Pero la bomba de Hiroshima se deja notar, sobre todo, sobre el foso. En el escenario, los utileros recogen el decorado del segundo acto de la ópera de Giacomo Puccini. A Joan Anton Rechi, director de escena de “Butterfly”, le propusieron que se sacase un “Fidelio” de la manga. Del último acto de “Madama”, de sus andamios, nació una cárcel en obras.

Su “Fidelio”, nacido de las ruinas, implica que, con cada cambio de escenario, un equipo de utileros desplace dos paredes móviles que pesan unos 900 kilos. De ahí nace la cárcel que sirve de escena para la ópera de Beethoven. Además de trabajo para hacer rodar el antiguo, pero preciso engranaje, hizo falta ingenio. De no ser por la pandemia, el teatro Campoamor nunca se hubiera embarcado en una gesta imposible, pero por cumplir, por paliar los efectos económicos del virus y, ¿por qué no?, “por demostrar que la cultura es segura” se hizo. Así lo explica Alfonso Malanda, jefe técnico del teatro, mientras supervisa los trabajos. Es consciente de que, siendo ya el penúltimo cambio, ya se las saben todas. Que el Campoamor acoja dos decorados es imposible por la reducida caja escénica, pero parece que no es imposible que acoja dos funciones, pese a tenerlo todo en contra.

La sastra Christine Tavier | Irma Collín

Además de no tener más producción que la que ideó Joan Anton Rechi, no había vestuario. Tampoco forma de adquirirlo, pues, mientras todo se preparaba, las tiendas estaban cerradas. Para hacer “Fidelio”, explica la jefa de sastrería, Susana de Dios, se gastaron 70 euros. La mayor parte del desembolso se fue en tintes, pinturas con las que teñir los monos de “Fuenteovejuna”, lo que se acompañó de retazos de “Otelo”, “Nabucco” y “Rigoletto”... y cosas prestadas y traídas de casa. La jefa de sastrería dirige las “culpas” del éxito del vestuario improvisado a Christine Tavier, la especialista en ambientación. Ella se quita méritos, solo ha hecho lo que le pidieron, se disculpa.

[Datos de origen]

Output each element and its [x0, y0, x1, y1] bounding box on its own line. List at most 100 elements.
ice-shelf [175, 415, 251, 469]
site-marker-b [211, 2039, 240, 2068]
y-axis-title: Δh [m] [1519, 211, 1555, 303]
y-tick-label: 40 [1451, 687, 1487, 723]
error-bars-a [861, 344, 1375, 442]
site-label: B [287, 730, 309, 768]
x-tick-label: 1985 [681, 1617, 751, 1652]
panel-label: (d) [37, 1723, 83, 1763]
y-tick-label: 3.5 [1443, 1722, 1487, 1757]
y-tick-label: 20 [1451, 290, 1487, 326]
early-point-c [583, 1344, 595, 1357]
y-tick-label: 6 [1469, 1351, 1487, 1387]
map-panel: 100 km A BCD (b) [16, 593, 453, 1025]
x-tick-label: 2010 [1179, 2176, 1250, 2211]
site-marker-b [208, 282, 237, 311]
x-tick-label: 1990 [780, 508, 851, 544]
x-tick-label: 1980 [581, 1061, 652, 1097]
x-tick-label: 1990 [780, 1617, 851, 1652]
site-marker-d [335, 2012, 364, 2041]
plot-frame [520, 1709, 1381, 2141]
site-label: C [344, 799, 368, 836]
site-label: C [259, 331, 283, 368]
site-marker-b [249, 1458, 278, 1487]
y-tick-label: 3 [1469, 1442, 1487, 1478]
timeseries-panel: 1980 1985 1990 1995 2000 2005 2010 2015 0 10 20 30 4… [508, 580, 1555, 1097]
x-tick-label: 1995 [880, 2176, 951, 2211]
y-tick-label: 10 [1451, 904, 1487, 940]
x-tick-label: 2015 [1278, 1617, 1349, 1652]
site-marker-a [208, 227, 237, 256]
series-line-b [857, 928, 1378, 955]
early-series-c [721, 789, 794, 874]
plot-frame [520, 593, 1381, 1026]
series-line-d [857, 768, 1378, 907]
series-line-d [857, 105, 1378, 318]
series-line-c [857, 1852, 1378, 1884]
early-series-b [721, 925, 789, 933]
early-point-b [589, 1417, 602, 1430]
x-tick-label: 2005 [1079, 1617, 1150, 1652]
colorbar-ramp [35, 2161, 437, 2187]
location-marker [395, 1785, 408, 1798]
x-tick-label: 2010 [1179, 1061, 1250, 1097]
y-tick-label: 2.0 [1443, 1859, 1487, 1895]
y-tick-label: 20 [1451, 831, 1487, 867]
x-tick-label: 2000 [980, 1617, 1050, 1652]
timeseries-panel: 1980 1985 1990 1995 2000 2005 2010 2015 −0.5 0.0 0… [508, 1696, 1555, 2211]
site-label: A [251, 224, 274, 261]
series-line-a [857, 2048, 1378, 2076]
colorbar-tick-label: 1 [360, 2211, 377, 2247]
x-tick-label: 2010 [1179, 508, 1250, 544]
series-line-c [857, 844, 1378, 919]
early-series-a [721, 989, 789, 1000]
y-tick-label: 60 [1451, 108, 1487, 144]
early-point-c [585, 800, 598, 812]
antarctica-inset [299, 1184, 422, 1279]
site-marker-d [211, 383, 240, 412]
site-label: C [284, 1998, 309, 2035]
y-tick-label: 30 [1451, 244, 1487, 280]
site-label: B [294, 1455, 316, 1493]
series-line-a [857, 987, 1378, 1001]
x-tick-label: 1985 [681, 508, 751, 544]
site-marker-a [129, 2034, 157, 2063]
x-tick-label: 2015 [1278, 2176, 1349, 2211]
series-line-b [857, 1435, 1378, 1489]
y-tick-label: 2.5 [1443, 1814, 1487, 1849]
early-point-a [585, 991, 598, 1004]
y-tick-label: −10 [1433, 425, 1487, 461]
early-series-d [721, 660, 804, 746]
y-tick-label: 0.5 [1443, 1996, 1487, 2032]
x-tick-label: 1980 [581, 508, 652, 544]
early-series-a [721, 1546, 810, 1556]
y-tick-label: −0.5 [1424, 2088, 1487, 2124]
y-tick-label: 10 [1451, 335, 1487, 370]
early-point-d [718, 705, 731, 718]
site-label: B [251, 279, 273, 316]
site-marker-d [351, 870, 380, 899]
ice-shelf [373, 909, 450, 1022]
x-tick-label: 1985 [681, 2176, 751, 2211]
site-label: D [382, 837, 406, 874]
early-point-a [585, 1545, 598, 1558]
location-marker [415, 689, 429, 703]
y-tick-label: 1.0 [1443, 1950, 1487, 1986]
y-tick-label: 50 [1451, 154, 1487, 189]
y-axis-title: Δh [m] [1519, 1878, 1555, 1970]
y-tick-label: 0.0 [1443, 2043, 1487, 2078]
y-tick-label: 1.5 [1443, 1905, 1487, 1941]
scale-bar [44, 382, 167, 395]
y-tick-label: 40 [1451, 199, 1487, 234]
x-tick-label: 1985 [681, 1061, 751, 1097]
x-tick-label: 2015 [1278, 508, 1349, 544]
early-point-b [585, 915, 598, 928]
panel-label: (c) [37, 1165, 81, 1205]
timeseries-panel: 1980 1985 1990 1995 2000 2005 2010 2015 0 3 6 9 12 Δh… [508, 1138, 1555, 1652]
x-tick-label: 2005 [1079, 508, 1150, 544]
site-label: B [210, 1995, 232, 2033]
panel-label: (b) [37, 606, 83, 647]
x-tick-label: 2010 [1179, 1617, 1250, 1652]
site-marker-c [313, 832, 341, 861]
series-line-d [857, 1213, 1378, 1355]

[Tareas por realizar]
1) Según el texto del documento, ¿cuánto dinero se gastó en el vestuario de «Fidelio»?
2) Indica si cada afirmación concuerda con el texto del documento: (a) las dos paredes móviles pesan unos 900 kilos; (b) el vestuario de «Fidelio» se compró en tiendas; (c) Alfonso Malanda es el director de escena de la obra.
3) Devuelve sin cambios el fragmento del texto del documento entre "La sastra Christine" y "pidieron, se disculpa.", ambos incluidos.

[Respuestas por tarea]
1) 70 euros.

2)
(a) Sí: «dos paredes móviles que pesan unos 900 kilos».
(b) No: «Tampoco forma de adquirirlo, pues, mientras todo se preparaba, las tiendas estaban cerradas».
(c) No: «Alfonso Malanda, jefe técnico del teatro».

3)
La sastra Christine Tavier | Irma Collín

Además de no tener más producción que la que ideó Joan Anton Rechi, no había vestuario. Tampoco forma de adquirirlo, pues, mientras todo se preparaba, las tiendas estaban cerradas. Para hacer “Fidelio”, explica la jefa de sastrería, Susana de Dios, se gastaron 70 euros. La mayor parte del desembolso se fue en tintes, pinturas con las que teñir los monos de “Fuenteovejuna”, lo que se acompañó de retazos de “Otelo”, “Nabucco” y “Rigoletto”... y cosas prestadas y traídas de casa. La jefa de sastrería dirige las “culpas” del éxito del vestuario improvisado a Christine Tavier, la especialista en ambientación. Ella se quita méritos, solo ha hecho lo que le pidieron, se disculpa.